> _Task requirements_
Please copy exactly every line from the one that contains "What data populates" to the end of the data below, with both ends included and no other lines.
================
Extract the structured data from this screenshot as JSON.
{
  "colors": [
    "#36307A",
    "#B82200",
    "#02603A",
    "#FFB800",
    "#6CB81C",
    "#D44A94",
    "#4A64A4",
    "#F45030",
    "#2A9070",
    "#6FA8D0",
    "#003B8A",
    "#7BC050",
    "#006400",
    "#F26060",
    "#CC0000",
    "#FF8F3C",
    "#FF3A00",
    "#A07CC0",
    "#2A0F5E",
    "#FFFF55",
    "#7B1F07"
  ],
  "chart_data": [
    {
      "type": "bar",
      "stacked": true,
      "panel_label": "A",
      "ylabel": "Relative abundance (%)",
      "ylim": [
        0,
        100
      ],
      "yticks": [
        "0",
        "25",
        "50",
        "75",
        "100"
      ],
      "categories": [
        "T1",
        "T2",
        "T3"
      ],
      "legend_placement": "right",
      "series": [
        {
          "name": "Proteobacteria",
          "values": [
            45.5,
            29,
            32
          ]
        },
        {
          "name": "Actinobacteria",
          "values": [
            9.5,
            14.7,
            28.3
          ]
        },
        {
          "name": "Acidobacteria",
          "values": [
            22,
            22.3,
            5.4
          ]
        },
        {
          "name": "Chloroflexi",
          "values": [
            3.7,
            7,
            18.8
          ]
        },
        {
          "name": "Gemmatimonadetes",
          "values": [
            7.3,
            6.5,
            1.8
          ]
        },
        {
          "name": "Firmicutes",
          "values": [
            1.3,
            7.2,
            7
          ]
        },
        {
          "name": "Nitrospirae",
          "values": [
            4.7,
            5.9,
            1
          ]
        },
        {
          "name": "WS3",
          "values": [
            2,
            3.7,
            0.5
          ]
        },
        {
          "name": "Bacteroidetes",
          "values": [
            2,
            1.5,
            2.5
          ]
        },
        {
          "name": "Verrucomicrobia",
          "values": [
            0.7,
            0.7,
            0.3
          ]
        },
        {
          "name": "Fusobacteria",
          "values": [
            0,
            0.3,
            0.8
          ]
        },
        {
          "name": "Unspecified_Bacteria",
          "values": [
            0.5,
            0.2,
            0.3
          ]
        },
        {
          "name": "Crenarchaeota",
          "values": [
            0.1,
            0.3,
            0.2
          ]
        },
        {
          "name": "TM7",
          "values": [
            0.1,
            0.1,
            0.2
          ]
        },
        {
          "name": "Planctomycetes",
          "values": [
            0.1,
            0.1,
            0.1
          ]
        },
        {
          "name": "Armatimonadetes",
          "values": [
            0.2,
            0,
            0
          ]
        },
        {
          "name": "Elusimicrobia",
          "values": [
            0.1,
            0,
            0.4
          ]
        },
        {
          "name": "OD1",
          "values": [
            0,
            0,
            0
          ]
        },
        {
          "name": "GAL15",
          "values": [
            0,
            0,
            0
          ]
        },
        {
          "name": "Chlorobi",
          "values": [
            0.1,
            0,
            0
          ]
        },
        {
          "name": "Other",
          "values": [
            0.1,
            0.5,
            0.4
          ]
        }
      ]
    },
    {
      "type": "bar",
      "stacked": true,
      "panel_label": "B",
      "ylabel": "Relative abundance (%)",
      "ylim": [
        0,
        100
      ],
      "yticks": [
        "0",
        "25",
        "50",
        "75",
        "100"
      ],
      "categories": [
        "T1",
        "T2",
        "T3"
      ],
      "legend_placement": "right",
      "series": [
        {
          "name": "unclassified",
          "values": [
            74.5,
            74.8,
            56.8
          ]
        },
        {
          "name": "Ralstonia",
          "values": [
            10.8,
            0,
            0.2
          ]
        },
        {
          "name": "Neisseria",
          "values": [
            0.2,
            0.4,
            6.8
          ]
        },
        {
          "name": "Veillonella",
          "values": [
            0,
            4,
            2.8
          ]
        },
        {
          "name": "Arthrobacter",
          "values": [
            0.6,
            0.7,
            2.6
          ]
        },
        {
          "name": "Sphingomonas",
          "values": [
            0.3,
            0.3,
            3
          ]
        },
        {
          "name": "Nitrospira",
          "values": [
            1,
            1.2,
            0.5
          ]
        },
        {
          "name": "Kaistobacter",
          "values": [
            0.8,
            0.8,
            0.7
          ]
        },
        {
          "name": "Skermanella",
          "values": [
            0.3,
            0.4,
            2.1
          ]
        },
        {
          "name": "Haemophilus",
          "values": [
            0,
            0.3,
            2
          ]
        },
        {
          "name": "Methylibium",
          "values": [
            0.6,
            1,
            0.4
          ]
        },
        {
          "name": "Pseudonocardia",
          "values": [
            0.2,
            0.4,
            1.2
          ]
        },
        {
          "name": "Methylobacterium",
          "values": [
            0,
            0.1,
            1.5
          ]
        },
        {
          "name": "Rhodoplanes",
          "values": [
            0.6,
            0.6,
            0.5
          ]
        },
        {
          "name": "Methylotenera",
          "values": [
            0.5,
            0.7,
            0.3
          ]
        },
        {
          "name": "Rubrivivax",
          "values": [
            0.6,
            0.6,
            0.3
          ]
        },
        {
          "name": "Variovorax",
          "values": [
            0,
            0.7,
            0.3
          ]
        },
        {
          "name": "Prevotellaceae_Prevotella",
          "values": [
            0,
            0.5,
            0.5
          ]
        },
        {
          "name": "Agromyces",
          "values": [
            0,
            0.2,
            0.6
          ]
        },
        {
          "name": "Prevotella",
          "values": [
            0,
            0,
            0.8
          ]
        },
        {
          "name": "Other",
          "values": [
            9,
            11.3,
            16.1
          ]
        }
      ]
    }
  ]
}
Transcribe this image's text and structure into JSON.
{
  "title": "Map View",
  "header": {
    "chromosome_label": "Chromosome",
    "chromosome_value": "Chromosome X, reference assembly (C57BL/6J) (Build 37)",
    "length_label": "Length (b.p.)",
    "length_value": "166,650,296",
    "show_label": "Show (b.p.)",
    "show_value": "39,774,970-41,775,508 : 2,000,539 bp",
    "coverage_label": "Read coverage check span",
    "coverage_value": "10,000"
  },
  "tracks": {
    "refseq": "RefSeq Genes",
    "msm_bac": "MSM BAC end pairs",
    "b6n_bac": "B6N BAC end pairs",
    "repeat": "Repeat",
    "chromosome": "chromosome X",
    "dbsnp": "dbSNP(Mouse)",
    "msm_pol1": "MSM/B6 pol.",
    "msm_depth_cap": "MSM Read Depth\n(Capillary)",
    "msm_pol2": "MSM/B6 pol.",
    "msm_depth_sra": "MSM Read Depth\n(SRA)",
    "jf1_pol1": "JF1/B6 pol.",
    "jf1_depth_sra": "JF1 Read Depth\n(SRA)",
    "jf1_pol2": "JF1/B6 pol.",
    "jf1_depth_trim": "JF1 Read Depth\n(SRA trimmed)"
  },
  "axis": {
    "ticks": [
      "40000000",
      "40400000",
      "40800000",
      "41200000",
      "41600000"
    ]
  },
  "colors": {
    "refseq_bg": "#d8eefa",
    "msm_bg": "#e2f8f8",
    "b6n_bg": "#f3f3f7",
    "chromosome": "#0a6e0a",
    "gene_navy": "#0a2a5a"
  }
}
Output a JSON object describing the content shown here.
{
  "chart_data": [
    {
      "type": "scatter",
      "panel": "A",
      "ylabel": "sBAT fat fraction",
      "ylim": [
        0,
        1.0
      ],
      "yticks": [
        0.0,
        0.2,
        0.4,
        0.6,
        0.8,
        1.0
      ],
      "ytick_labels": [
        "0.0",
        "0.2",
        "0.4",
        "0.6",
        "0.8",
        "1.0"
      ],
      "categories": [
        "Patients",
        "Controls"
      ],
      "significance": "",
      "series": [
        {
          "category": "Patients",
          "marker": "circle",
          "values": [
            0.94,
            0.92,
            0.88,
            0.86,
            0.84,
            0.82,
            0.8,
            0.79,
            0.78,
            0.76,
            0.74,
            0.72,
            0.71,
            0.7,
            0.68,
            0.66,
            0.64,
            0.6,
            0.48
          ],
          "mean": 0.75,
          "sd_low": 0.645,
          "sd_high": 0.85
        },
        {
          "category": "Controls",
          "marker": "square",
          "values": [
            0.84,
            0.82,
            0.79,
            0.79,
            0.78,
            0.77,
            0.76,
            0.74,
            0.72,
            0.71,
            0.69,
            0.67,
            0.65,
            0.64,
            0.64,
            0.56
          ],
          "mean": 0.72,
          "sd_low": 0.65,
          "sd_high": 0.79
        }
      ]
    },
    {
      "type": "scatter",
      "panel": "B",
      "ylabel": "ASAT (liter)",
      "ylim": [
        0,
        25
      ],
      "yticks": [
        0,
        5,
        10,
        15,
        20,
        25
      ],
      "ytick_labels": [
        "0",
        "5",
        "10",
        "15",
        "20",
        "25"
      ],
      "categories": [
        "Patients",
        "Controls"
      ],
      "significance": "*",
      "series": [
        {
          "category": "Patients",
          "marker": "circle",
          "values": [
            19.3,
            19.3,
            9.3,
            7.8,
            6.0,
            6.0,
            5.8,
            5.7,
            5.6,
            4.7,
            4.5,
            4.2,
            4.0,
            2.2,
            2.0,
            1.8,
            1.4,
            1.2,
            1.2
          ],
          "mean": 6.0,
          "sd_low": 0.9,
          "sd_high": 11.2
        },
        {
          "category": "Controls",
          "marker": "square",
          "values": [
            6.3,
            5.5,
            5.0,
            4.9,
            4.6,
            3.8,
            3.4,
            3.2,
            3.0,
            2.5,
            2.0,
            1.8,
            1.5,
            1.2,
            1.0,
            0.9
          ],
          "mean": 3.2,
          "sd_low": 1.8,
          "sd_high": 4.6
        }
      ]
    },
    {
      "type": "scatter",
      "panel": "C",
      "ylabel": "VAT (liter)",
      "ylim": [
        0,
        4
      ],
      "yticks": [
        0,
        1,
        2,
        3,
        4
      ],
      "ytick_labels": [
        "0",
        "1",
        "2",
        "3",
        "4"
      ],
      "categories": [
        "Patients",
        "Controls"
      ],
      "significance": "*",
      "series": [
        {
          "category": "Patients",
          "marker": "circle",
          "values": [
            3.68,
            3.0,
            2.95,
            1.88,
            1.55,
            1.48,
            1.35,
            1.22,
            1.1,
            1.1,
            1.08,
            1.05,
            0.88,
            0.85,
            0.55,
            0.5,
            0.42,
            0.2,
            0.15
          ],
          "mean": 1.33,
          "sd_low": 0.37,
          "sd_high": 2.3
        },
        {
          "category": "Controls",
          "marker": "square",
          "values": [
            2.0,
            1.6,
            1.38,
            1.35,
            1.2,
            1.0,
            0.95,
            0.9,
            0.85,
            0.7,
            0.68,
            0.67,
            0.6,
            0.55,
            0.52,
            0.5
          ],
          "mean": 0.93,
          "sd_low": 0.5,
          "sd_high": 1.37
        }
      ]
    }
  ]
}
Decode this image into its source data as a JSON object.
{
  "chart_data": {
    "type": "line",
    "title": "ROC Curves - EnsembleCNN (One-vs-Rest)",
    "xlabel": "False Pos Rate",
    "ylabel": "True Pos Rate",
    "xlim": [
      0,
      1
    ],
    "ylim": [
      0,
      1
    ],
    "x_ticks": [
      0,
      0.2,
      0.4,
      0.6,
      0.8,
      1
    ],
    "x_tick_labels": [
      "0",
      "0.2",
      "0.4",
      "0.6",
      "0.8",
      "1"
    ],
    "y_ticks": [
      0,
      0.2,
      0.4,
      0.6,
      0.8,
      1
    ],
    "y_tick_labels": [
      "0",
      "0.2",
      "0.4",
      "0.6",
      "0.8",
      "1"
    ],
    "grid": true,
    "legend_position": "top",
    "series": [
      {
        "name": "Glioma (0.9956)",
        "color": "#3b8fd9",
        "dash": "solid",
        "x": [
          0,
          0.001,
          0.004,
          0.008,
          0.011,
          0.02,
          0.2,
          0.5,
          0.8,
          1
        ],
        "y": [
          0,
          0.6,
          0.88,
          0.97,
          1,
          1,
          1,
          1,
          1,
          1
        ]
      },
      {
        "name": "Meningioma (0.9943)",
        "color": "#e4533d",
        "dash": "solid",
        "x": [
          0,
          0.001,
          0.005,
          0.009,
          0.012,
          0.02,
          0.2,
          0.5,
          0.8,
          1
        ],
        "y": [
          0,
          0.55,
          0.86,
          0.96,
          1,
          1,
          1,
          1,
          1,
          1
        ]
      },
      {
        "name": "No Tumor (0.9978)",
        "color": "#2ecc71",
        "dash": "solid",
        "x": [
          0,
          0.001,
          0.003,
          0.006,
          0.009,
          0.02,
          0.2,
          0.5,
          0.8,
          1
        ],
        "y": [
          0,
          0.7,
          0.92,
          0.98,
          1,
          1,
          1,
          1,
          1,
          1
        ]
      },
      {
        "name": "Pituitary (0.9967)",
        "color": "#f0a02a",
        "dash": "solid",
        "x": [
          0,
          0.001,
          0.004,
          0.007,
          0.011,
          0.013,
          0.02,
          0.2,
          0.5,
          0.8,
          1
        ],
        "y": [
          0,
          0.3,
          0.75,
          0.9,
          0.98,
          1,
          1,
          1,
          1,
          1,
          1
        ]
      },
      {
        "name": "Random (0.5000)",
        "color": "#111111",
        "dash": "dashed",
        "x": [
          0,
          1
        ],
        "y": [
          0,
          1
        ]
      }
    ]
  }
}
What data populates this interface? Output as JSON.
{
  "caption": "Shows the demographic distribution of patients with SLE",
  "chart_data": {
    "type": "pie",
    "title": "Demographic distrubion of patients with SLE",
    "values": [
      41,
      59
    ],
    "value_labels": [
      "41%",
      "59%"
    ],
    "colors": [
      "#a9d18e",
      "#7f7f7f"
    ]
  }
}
================
> _Response below_
What data populates this interface? Output as JSON.
{
  "caption": "Shows the demographic distribution of patients with SLE",
  "chart_data": {
    "type": "pie",
    "title": "Demographic distrubion of patients with SLE",
    "values": [
      41,
      59
    ],
    "value_labels": [
      "41%",
      "59%"
    ],
    "colors": [
      "#a9d18e",
      "#7f7f7f"
    ]
  }
}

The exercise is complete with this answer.